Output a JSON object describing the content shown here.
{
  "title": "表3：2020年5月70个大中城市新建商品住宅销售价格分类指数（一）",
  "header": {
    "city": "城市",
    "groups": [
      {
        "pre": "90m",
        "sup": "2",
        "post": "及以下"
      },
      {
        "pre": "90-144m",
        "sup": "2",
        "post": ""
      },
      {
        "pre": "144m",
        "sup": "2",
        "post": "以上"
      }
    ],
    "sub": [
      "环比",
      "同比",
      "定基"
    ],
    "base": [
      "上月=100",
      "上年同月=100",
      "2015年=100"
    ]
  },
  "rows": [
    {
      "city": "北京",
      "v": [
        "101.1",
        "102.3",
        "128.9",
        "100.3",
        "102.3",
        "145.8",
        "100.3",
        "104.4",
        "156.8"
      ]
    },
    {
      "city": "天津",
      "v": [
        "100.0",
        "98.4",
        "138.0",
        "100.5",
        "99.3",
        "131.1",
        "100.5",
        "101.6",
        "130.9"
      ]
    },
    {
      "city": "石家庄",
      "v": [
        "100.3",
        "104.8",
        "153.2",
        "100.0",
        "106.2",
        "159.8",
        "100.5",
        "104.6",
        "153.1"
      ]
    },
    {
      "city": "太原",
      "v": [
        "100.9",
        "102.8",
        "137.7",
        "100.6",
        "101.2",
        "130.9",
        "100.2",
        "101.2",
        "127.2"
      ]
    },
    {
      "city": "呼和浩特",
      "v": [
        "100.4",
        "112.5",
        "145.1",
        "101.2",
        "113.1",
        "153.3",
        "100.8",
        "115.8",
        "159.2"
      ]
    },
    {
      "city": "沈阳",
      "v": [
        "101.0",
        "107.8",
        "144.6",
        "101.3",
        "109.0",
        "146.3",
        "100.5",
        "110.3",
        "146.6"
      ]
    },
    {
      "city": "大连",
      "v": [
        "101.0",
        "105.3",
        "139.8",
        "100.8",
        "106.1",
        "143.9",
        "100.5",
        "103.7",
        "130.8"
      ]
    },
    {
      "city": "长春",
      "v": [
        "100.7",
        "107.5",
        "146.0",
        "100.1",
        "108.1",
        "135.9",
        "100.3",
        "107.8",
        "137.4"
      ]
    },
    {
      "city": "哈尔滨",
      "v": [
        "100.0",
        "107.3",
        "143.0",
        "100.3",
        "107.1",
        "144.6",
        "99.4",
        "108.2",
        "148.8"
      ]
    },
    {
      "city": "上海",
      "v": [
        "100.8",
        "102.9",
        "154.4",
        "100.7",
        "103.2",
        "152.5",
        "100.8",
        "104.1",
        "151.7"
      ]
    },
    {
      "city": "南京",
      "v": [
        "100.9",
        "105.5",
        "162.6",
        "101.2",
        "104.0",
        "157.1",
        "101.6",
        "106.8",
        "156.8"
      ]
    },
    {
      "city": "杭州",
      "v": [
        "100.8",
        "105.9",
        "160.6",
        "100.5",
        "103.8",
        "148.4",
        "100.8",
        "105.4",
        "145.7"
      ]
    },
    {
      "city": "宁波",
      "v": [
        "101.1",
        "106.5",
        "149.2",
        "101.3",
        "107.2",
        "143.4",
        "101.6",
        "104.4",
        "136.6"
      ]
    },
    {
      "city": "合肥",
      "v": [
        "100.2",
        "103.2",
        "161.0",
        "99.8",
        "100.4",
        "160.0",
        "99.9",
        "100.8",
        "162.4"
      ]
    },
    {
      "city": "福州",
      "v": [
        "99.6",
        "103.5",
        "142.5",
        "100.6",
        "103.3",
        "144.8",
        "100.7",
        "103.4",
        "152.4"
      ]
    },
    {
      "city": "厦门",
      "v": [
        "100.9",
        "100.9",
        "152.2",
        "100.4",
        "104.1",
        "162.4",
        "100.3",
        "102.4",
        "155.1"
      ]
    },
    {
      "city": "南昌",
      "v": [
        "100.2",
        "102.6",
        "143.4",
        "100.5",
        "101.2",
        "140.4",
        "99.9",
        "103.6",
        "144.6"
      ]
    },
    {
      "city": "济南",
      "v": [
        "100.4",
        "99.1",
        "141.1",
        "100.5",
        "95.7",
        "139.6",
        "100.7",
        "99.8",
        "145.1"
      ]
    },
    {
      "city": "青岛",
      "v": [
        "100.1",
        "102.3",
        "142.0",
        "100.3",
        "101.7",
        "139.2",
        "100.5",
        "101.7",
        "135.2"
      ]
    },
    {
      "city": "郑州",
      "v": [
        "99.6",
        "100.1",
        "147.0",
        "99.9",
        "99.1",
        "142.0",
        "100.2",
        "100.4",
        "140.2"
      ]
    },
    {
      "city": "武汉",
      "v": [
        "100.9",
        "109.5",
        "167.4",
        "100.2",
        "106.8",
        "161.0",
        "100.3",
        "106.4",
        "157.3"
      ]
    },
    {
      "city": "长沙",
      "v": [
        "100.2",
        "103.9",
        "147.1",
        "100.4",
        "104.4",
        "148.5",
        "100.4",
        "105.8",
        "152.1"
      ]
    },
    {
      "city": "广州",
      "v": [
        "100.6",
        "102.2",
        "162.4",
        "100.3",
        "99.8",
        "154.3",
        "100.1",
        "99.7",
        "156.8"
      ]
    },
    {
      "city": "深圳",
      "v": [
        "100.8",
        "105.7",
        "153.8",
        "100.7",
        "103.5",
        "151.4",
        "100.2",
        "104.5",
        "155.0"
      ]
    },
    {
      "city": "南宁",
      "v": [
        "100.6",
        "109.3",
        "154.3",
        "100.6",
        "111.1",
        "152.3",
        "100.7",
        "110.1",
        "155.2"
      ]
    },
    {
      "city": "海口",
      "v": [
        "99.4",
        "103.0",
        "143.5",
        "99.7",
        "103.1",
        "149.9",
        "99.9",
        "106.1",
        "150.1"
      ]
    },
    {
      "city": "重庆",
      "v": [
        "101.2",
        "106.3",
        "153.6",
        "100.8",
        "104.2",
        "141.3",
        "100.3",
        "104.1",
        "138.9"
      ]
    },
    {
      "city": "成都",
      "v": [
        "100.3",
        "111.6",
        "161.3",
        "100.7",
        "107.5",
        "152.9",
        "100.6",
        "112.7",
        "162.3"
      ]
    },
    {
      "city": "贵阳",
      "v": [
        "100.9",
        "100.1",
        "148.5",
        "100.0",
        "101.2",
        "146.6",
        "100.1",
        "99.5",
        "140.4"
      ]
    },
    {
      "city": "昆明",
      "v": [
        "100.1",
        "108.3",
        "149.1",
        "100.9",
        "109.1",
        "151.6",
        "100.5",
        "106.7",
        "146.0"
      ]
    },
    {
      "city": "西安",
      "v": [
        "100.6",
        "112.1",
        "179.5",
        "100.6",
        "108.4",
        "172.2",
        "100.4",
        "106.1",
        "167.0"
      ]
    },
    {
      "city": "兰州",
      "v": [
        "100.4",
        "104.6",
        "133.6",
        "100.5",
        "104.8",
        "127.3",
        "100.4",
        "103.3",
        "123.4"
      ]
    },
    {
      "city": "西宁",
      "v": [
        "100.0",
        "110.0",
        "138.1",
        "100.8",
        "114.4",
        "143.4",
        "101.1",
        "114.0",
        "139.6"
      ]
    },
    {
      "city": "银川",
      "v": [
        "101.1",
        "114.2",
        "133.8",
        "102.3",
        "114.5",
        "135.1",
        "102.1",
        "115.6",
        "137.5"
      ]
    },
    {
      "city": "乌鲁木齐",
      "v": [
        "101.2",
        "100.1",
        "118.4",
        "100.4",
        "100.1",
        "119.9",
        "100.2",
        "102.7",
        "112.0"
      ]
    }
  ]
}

---

> **WHAT YOU ARE ASKED TO DO**: Set down the material above again, word for word.

> **RESPONSE**:
Output a JSON object describing the content shown here.
{
  "title": "表3：2020年5月70个大中城市新建商品住宅销售价格分类指数（一）",
  "header": {
    "city": "城市",
    "groups": [
      {
        "pre": "90m",
        "sup": "2",
        "post": "及以下"
      },
      {
        "pre": "90-144m",
        "sup": "2",
        "post": ""
      },
      {
        "pre": "144m",
        "sup": "2",
        "post": "以上"
      }
    ],
    "sub": [
      "环比",
      "同比",
      "定基"
    ],
    "base": [
      "上月=100",
      "上年同月=100",
      "2015年=100"
    ]
  },
  "rows": [
    {
      "city": "北京",
      "v": [
        "101.1",
        "102.3",
        "128.9",
        "100.3",
        "102.3",
        "145.8",
        "100.3",
        "104.4",
        "156.8"
      ]
    },
    {
      "city": "天津",
      "v": [
        "100.0",
        "98.4",
        "138.0",
        "100.5",
        "99.3",
        "131.1",
        "100.5",
        "101.6",
        "130.9"
      ]
    },
    {
      "city": "石家庄",
      "v": [
        "100.3",
        "104.8",
        "153.2",
        "100.0",
        "106.2",
        "159.8",
        "100.5",
        "104.6",
        "153.1"
      ]
    },
    {
      "city": "太原",
      "v": [
        "100.9",
        "102.8",
        "137.7",
        "100.6",
        "101.2",
        "130.9",
        "100.2",
        "101.2",
        "127.2"
      ]
    },
    {
      "city": "呼和浩特",
      "v": [
        "100.4",
        "112.5",
        "145.1",
        "101.2",
        "113.1",
        "153.3",
        "100.8",
        "115.8",
        "159.2"
      ]
    },
    {
      "city": "沈阳",
      "v": [
        "101.0",
        "107.8",
        "144.6",
        "101.3",
        "109.0",
        "146.3",
        "100.5",
        "110.3",
        "146.6"
      ]
    },
    {
      "city": "大连",
      "v": [
        "101.0",
        "105.3",
        "139.8",
        "100.8",
        "106.1",
        "143.9",
        "100.5",
        "103.7",
        "130.8"
      ]
    },
    {
      "city": "长春",
      "v": [
        "100.7",
        "107.5",
        "146.0",
        "100.1",
        "108.1",
        "135.9",
        "100.3",
        "107.8",
        "137.4"
      ]
    },
    {
      "city": "哈尔滨",
      "v": [
        "100.0",
        "107.3",
        "143.0",
        "100.3",
        "107.1",
        "144.6",
        "99.4",
        "108.2",
        "148.8"
      ]
    },
    {
      "city": "上海",
      "v": [
        "100.8",
        "102.9",
        "154.4",
        "100.7",
        "103.2",
        "152.5",
        "100.8",
        "104.1",
        "151.7"
      ]
    },
    {
      "city": "南京",
      "v": [
        "100.9",
        "105.5",
        "162.6",
        "101.2",
        "104.0",
        "157.1",
        "101.6",
        "106.8",
        "156.8"
      ]
    },
    {
      "city": "杭州",
      "v": [
        "100.8",
        "105.9",
        "160.6",
        "100.5",
        "103.8",
        "148.4",
        "100.8",
        "105.4",
        "145.7"
      ]
    },
    {
      "city": "宁波",
      "v": [
        "101.1",
        "106.5",
        "149.2",
        "101.3",
        "107.2",
        "143.4",
        "101.6",
        "104.4",
        "136.6"
      ]
    },
    {
      "city": "合肥",
      "v": [
        "100.2",
        "103.2",
        "161.0",
        "99.8",
        "100.4",
        "160.0",
        "99.9",
        "100.8",
        "162.4"
      ]
    },
    {
      "city": "福州",
      "v": [
        "99.6",
        "103.5",
        "142.5",
        "100.6",
        "103.3",
        "144.8",
        "100.7",
        "103.4",
        "152.4"
      ]
    },
    {
      "city": "厦门",
      "v": [
        "100.9",
        "100.9",
        "152.2",
        "100.4",
        "104.1",
        "162.4",
        "100.3",
        "102.4",
        "155.1"
      ]
    },
    {
      "city": "南昌",
      "v": [
        "100.2",
        "102.6",
        "143.4",
        "100.5",
        "101.2",
        "140.4",
        "99.9",
        "103.6",
        "144.6"
      ]
    },
    {
      "city": "济南",
      "v": [
        "100.4",
        "99.1",
        "141.1",
        "100.5",
        "95.7",
        "139.6",
        "100.7",
        "99.8",
        "145.1"
      ]
    },
    {
      "city": "青岛",
      "v": [
        "100.1",
        "102.3",
        "142.0",
        "100.3",
        "101.7",
        "139.2",
        "100.5",
        "101.7",
        "135.2"
      ]
    },
    {
      "city": "郑州",
      "v": [
        "99.6",
        "100.1",
        "147.0",
        "99.9",
        "99.1",
        "142.0",
        "100.2",
        "100.4",
        "140.2"
      ]
    },
    {
      "city": "武汉",
      "v": [
        "100.9",
        "109.5",
        "167.4",
        "100.2",
        "106.8",
        "161.0",
        "100.3",
        "106.4",
        "157.3"
      ]
    },
    {
      "city": "长沙",
      "v": [
        "100.2",
        "103.9",
        "147.1",
        "100.4",
        "104.4",
        "148.5",
        "100.4",
        "105.8",
        "152.1"
      ]
    },
    {
      "city": "广州",
      "v": [
        "100.6",
        "102.2",
        "162.4",
        "100.3",
        "99.8",
        "154.3",
        "100.1",
        "99.7",
        "156.8"
      ]
    },
    {
      "city": "深圳",
      "v": [
        "100.8",
        "105.7",
        "153.8",
        "100.7",
        "103.5",
        "151.4",
        "100.2",
        "104.5",
        "155.0"
      ]
    },
    {
      "city": "南宁",
      "v": [
        "100.6",
        "109.3",
        "154.3",
        "100.6",
        "111.1",
        "152.3",
        "100.7",
        "110.1",
        "155.2"
      ]
    },
    {
      "city": "海口",
      "v": [
        "99.4",
        "103.0",
        "143.5",
        "99.7",
        "103.1",
        "149.9",
        "99.9",
        "106.1",
        "150.1"
      ]
    },
    {
      "city": "重庆",
      "v": [
        "101.2",
        "106.3",
        "153.6",
        "100.8",
        "104.2",
        "141.3",
        "100.3",
        "104.1",
        "138.9"
      ]
    },
    {
      "city": "成都",
      "v": [
        "100.3",
        "111.6",
        "161.3",
        "100.7",
        "107.5",
        "152.9",
        "100.6",
        "112.7",
        "162.3"
      ]
    },
    {
      "city": "贵阳",
      "v": [
        "100.9",
        "100.1",
        "148.5",
        "100.0",
        "101.2",
        "146.6",
        "100.1",
        "99.5",
        "140.4"
      ]
    },
    {
      "city": "昆明",
      "v": [
        "100.1",
        "108.3",
        "149.1",
        "100.9",
        "109.1",
        "151.6",
        "100.5",
        "106.7",
        "146.0"
      ]
    },
    {
      "city": "西安",
      "v": [
        "100.6",
        "112.1",
        "179.5",
        "100.6",
        "108.4",
        "172.2",
        "100.4",
        "106.1",
        "167.0"
      ]
    },
    {
      "city": "兰州",
      "v": [
        "100.4",
        "104.6",
        "133.6",
        "100.5",
        "104.8",
        "127.3",
        "100.4",
        "103.3",
        "123.4"
      ]
    },
    {
      "city": "西宁",
      "v": [
        "100.0",
        "110.0",
        "138.1",
        "100.8",
        "114.4",
        "143.4",
        "101.1",
        "114.0",
        "139.6"
      ]
    },
    {
      "city": "银川",
      "v": [
        "101.1",
        "114.2",
        "133.8",
        "102.3",
        "114.5",
        "135.1",
        "102.1",
        "115.6",
        "137.5"
      ]
    },
    {
      "city": "乌鲁木齐",
      "v": [
        "101.2",
        "100.1",
        "118.4",
        "100.4",
        "100.1",
        "119.9",
        "100.2",
        "102.7",
        "112.0"
      ]
    }
  ]
}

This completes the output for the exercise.